| Problem to work on |
Print out every line, exactly as written.

| Raw records |
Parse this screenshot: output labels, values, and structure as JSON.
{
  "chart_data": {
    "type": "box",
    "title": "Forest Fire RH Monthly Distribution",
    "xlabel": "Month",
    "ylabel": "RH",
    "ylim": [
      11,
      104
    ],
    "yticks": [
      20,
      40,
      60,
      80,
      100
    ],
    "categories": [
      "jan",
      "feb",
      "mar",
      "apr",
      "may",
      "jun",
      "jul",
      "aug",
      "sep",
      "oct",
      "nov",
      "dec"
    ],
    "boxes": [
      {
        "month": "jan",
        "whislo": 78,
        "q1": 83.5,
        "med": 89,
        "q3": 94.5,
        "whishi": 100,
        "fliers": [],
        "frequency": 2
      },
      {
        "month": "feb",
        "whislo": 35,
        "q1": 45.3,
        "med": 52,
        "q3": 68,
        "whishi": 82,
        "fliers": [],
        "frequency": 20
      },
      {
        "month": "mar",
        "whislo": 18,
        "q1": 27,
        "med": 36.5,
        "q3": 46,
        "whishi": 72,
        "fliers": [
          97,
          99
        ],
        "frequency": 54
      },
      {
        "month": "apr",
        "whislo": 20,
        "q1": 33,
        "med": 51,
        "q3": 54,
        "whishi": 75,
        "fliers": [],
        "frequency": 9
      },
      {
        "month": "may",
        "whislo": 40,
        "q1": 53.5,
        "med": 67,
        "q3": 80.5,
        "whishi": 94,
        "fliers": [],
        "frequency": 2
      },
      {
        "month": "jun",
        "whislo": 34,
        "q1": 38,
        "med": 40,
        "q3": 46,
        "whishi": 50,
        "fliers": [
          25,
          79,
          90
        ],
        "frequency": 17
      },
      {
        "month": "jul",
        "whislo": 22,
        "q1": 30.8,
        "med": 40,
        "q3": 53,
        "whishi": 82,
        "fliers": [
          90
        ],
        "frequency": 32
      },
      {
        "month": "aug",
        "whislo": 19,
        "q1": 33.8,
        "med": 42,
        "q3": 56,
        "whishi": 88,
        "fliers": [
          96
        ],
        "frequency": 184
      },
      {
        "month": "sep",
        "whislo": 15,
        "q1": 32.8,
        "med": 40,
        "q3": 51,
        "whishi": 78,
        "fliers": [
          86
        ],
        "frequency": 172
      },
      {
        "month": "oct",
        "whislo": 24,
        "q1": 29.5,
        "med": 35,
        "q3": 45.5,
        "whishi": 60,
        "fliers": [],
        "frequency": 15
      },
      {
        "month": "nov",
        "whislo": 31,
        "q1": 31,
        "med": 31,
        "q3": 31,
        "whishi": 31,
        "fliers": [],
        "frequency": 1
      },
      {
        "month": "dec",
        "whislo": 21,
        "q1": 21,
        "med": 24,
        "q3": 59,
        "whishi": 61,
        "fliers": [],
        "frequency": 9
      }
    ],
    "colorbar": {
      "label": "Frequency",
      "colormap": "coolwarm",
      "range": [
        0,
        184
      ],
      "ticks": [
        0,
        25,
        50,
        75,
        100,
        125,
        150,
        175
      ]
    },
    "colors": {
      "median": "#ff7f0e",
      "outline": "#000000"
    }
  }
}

| Answer to this problem |
Parse this screenshot: output labels, values, and structure as JSON.
{
  "chart_data": {
    "type": "box",
    "title": "Forest Fire RH Monthly Distribution",
    "xlabel": "Month",
    "ylabel": "RH",
    "ylim": [
      11,
      104
    ],
    "yticks": [
      20,
      40,
      60,
      80,
      100
    ],
    "categories": [
      "jan",
      "feb",
      "mar",
      "apr",
      "may",
      "jun",
      "jul",
      "aug",
      "sep",
      "oct",
      "nov",
      "dec"
    ],
    "boxes": [
      {
        "month": "jan",
        "whislo": 78,
        "q1": 83.5,
        "med": 89,
        "q3": 94.5,
        "whishi": 100,
        "fliers": [],
        "frequency": 2
      },
      {
        "month": "feb",
        "whislo": 35,
        "q1": 45.3,
        "med": 52,
        "q3": 68,
        "whishi": 82,
        "fliers": [],
        "frequency": 20
      },
      {
        "month": "mar",
        "whislo": 18,
        "q1": 27,
        "med": 36.5,
        "q3": 46,
        "whishi": 72,
        "fliers": [
          97,
          99
        ],
        "frequency": 54
      },
      {
        "month": "apr",
        "whislo": 20,
        "q1": 33,
        "med": 51,
        "q3": 54,
        "whishi": 75,
        "fliers": [],
        "frequency": 9
      },
      {
        "month": "may",
        "whislo": 40,
        "q1": 53.5,
        "med": 67,
        "q3": 80.5,
        "whishi": 94,
        "fliers": [],
        "frequency": 2
      },
      {
        "month": "jun",
        "whislo": 34,
        "q1": 38,
        "med": 40,
        "q3": 46,
        "whishi": 50,
        "fliers": [
          25,
          79,
          90
        ],
        "frequency": 17
      },
      {
        "month": "jul",
        "whislo": 22,
        "q1": 30.8,
        "med": 40,
        "q3": 53,
        "whishi": 82,
        "fliers": [
          90
        ],
        "frequency": 32
      },
      {
        "month": "aug",
        "whislo": 19,
        "q1": 33.8,
        "med": 42,
        "q3": 56,
        "whishi": 88,
        "fliers": [
          96
        ],
        "frequency": 184
      },
      {
        "month": "sep",
        "whislo": 15,
        "q1": 32.8,
        "med": 40,
        "q3": 51,
        "whishi": 78,
        "fliers": [
          86
        ],
        "frequency": 172
      },
      {
        "month": "oct",
        "whislo": 24,
        "q1": 29.5,
        "med": 35,
        "q3": 45.5,
        "whishi": 60,
        "fliers": [],
        "frequency": 15
      },
      {
        "month": "nov",
        "whislo": 31,
        "q1": 31,
        "med": 31,
        "q3": 31,
        "whishi": 31,
        "fliers": [],
        "frequency": 1
      },
      {
        "month": "dec",
        "whislo": 21,
        "q1": 21,
        "med": 24,
        "q3": 59,
        "whishi": 61,
        "fliers": [],
        "frequency": 9
      }
    ],
    "colorbar": {
      "label": "Frequency",
      "colormap": "coolwarm",
      "range": [
        0,
        184
      ],
      "ticks": [
        0,
        25,
        50,
        75,
        100,
        125,
        150,
        175
      ]
    },
    "colors": {
      "median": "#ff7f0e",
      "outline": "#000000"
    }
  }
}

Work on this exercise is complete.